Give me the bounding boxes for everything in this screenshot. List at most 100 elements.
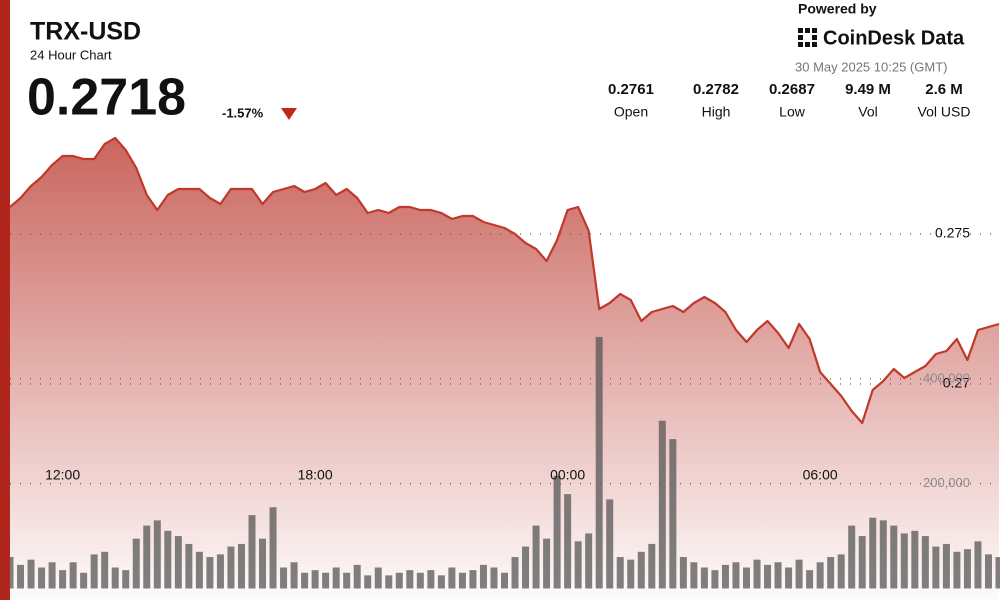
volume-bar — [816, 562, 824, 589]
volume-bar — [616, 557, 624, 589]
volume-bar — [890, 525, 898, 589]
volume-bar — [406, 570, 414, 589]
stat-label: Open — [614, 104, 648, 120]
volume-bar — [858, 536, 866, 589]
volume-bar — [984, 554, 992, 589]
x-tick-label: 00:00 — [550, 467, 585, 483]
volume-bar — [427, 570, 435, 589]
volume-bar — [458, 572, 466, 589]
volume-bar — [690, 562, 698, 589]
volume-bar — [48, 562, 56, 589]
volume-bar — [785, 567, 793, 589]
logo-icon — [798, 28, 817, 47]
volume-bar — [911, 530, 919, 589]
brand: CoinDesk Data — [823, 27, 965, 49]
stat-value: 2.6 M — [925, 81, 963, 98]
volume-bar — [280, 567, 288, 589]
volume-bar — [953, 551, 961, 589]
symbol: TRX-USD — [30, 18, 141, 46]
volume-bar — [248, 515, 256, 589]
volume-bar — [80, 572, 88, 589]
volume-bar — [658, 420, 666, 589]
volume-bar — [27, 559, 35, 589]
volume-bar — [532, 525, 540, 589]
volume-bar — [174, 536, 182, 589]
volume-bar — [395, 572, 403, 589]
volume-bar — [353, 564, 361, 589]
price: 0.2718 — [27, 69, 186, 127]
volume-bar — [437, 575, 445, 589]
volume-bar — [795, 559, 803, 589]
volume-bar — [374, 567, 382, 589]
volume-bar — [322, 572, 330, 589]
volume-bar — [206, 557, 214, 589]
volume-bar — [17, 564, 25, 589]
price-line — [9, 136, 1000, 425]
volume-bar — [553, 475, 561, 589]
volume-bar — [153, 520, 161, 589]
volume-bar — [827, 557, 835, 589]
y-tick-label: 0.275 — [935, 225, 970, 241]
volume-bar — [38, 567, 46, 589]
volume-bar — [564, 494, 572, 589]
x-tick-label: 12:00 — [45, 467, 80, 483]
change: -1.57% — [222, 105, 264, 120]
volume-bar — [469, 570, 477, 589]
volume-bar — [385, 575, 393, 589]
volume-bar — [216, 554, 224, 589]
volume-bar — [101, 551, 109, 589]
stat-label: Vol — [858, 104, 877, 120]
volume-bar — [900, 533, 908, 589]
volume-bar — [195, 551, 203, 589]
stat-value: 0.2687 — [769, 81, 815, 98]
volume-bar — [995, 557, 1000, 589]
y2-tick-label: 200,000 — [923, 475, 970, 490]
volume-bar — [290, 562, 298, 589]
volume-bar — [932, 546, 940, 589]
volume-bar — [669, 439, 677, 589]
volume-bar — [59, 570, 67, 589]
volume-bar — [732, 562, 740, 589]
volume-bar — [848, 525, 856, 589]
powered-by: Powered by — [798, 1, 877, 17]
volume-bar — [511, 557, 519, 589]
plot: 0.27 0.275 200,000 400,000 12:00 18:00 00:00 06… — [6, 136, 1000, 600]
volume-bar — [69, 562, 77, 589]
volume-bar — [627, 559, 635, 589]
volume-bar — [301, 572, 309, 589]
volume-bar — [837, 554, 845, 589]
volume-bar — [753, 559, 761, 589]
stat-value: 0.2782 — [693, 81, 739, 98]
volume-bar — [711, 570, 719, 589]
volume-bar — [364, 575, 372, 589]
y-tick-label: 0.27 — [943, 375, 970, 391]
volume-bar — [448, 567, 456, 589]
price-area — [10, 138, 999, 600]
volume-bar — [742, 567, 750, 589]
volume-bar — [237, 543, 245, 589]
volume-bar — [501, 572, 508, 589]
volume-bar — [806, 570, 814, 589]
volume-bar — [259, 538, 267, 589]
volume-bar — [974, 541, 982, 589]
volume-bar — [764, 564, 772, 589]
volume-bar — [132, 538, 140, 589]
stats: 0.2761 Open 0.2782 High 0.2687 Low 9.49 M Vol 2.… — [608, 81, 970, 120]
volume-bar — [164, 530, 172, 589]
accent-bar — [0, 0, 10, 600]
volume-bar — [90, 554, 98, 589]
volume-bar — [879, 520, 887, 589]
y2-tick-label: 400,000 — [923, 370, 970, 385]
volume-bar — [343, 572, 351, 589]
volume-bar — [227, 546, 235, 589]
volume-bar — [637, 551, 645, 589]
volume-bar — [479, 564, 487, 589]
volume-bar — [921, 536, 929, 589]
volume-bar — [774, 562, 782, 589]
stat-value: 9.49 M — [845, 81, 891, 98]
volume-bar — [700, 567, 708, 589]
volume-bar — [595, 336, 603, 589]
timestamp: 30 May 2025 10:25 (GMT) — [795, 59, 947, 74]
volume-bar — [585, 533, 593, 589]
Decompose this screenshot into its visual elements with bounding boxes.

◆ ◆ ◆ ◆ ◆

● Given task: Reproduce all the items above line for line, unchanged, but leave out the pictures.

● Solution to this problem:
Give me the bounding boxes for everything in this screenshot. List at most 100 elements.
volume-bar — [816, 562, 824, 589]
volume-bar — [616, 557, 624, 589]
volume-bar — [890, 525, 898, 589]
volume-bar — [406, 570, 414, 589]
stat-label: Open — [614, 104, 648, 120]
volume-bar — [858, 536, 866, 589]
volume-bar — [984, 554, 992, 589]
x-tick-label: 00:00 — [550, 467, 585, 483]
volume-bar — [427, 570, 435, 589]
volume-bar — [458, 572, 466, 589]
volume-bar — [690, 562, 698, 589]
volume-bar — [48, 562, 56, 589]
volume-bar — [785, 567, 793, 589]
logo-icon — [798, 28, 817, 47]
volume-bar — [911, 530, 919, 589]
brand: CoinDesk Data — [823, 27, 965, 49]
stat-value: 2.6 M — [925, 81, 963, 98]
volume-bar — [280, 567, 288, 589]
volume-bar — [953, 551, 961, 589]
symbol: TRX-USD — [30, 18, 141, 46]
volume-bar — [248, 515, 256, 589]
volume-bar — [80, 572, 88, 589]
volume-bar — [658, 420, 666, 589]
volume-bar — [27, 559, 35, 589]
volume-bar — [532, 525, 540, 589]
volume-bar — [174, 536, 182, 589]
volume-bar — [395, 572, 403, 589]
volume-bar — [353, 564, 361, 589]
price: 0.2718 — [27, 69, 186, 127]
volume-bar — [437, 575, 445, 589]
volume-bar — [795, 559, 803, 589]
volume-bar — [374, 567, 382, 589]
volume-bar — [322, 572, 330, 589]
volume-bar — [206, 557, 214, 589]
volume-bar — [17, 564, 25, 589]
price-line — [9, 136, 1000, 425]
volume-bar — [553, 475, 561, 589]
volume-bar — [153, 520, 161, 589]
volume-bar — [827, 557, 835, 589]
y-tick-label: 0.275 — [935, 225, 970, 241]
volume-bar — [38, 567, 46, 589]
volume-bar — [564, 494, 572, 589]
x-tick-label: 12:00 — [45, 467, 80, 483]
change: -1.57% — [222, 105, 264, 120]
volume-bar — [469, 570, 477, 589]
volume-bar — [385, 575, 393, 589]
volume-bar — [216, 554, 224, 589]
volume-bar — [101, 551, 109, 589]
stat-label: Vol — [858, 104, 877, 120]
volume-bar — [900, 533, 908, 589]
volume-bar — [195, 551, 203, 589]
stat-value: 0.2687 — [769, 81, 815, 98]
volume-bar — [995, 557, 1000, 589]
y2-tick-label: 200,000 — [923, 475, 970, 490]
volume-bar — [290, 562, 298, 589]
volume-bar — [932, 546, 940, 589]
volume-bar — [669, 439, 677, 589]
volume-bar — [59, 570, 67, 589]
volume-bar — [732, 562, 740, 589]
volume-bar — [848, 525, 856, 589]
powered-by: Powered by — [798, 1, 877, 17]
volume-bar — [511, 557, 519, 589]
plot: 0.27 0.275 200,000 400,000 12:00 18:00 00:00 06… — [6, 136, 1000, 600]
volume-bar — [69, 562, 77, 589]
volume-bar — [627, 559, 635, 589]
volume-bar — [301, 572, 309, 589]
volume-bar — [837, 554, 845, 589]
volume-bar — [753, 559, 761, 589]
stat-value: 0.2782 — [693, 81, 739, 98]
volume-bar — [711, 570, 719, 589]
volume-bar — [364, 575, 372, 589]
y-tick-label: 0.27 — [943, 375, 970, 391]
volume-bar — [448, 567, 456, 589]
price-area — [10, 138, 999, 600]
volume-bar — [742, 567, 750, 589]
volume-bar — [237, 543, 245, 589]
volume-bar — [501, 572, 508, 589]
volume-bar — [806, 570, 814, 589]
volume-bar — [259, 538, 267, 589]
volume-bar — [974, 541, 982, 589]
volume-bar — [764, 564, 772, 589]
volume-bar — [132, 538, 140, 589]
stats: 0.2761 Open 0.2782 High 0.2687 Low 9.49 M Vol 2.… — [608, 81, 970, 120]
volume-bar — [164, 530, 172, 589]
accent-bar — [0, 0, 10, 600]
volume-bar — [90, 554, 98, 589]
volume-bar — [879, 520, 887, 589]
y2-tick-label: 400,000 — [923, 370, 970, 385]
volume-bar — [343, 572, 351, 589]
volume-bar — [227, 546, 235, 589]
volume-bar — [637, 551, 645, 589]
volume-bar — [479, 564, 487, 589]
volume-bar — [921, 536, 929, 589]
volume-bar — [774, 562, 782, 589]
stat-value: 9.49 M — [845, 81, 891, 98]
volume-bar — [700, 567, 708, 589]
volume-bar — [595, 336, 603, 589]
timestamp: 30 May 2025 10:25 (GMT) — [795, 59, 947, 74]
volume-bar — [585, 533, 593, 589]
Decompose this screenshot into its visual elements with bounding boxes.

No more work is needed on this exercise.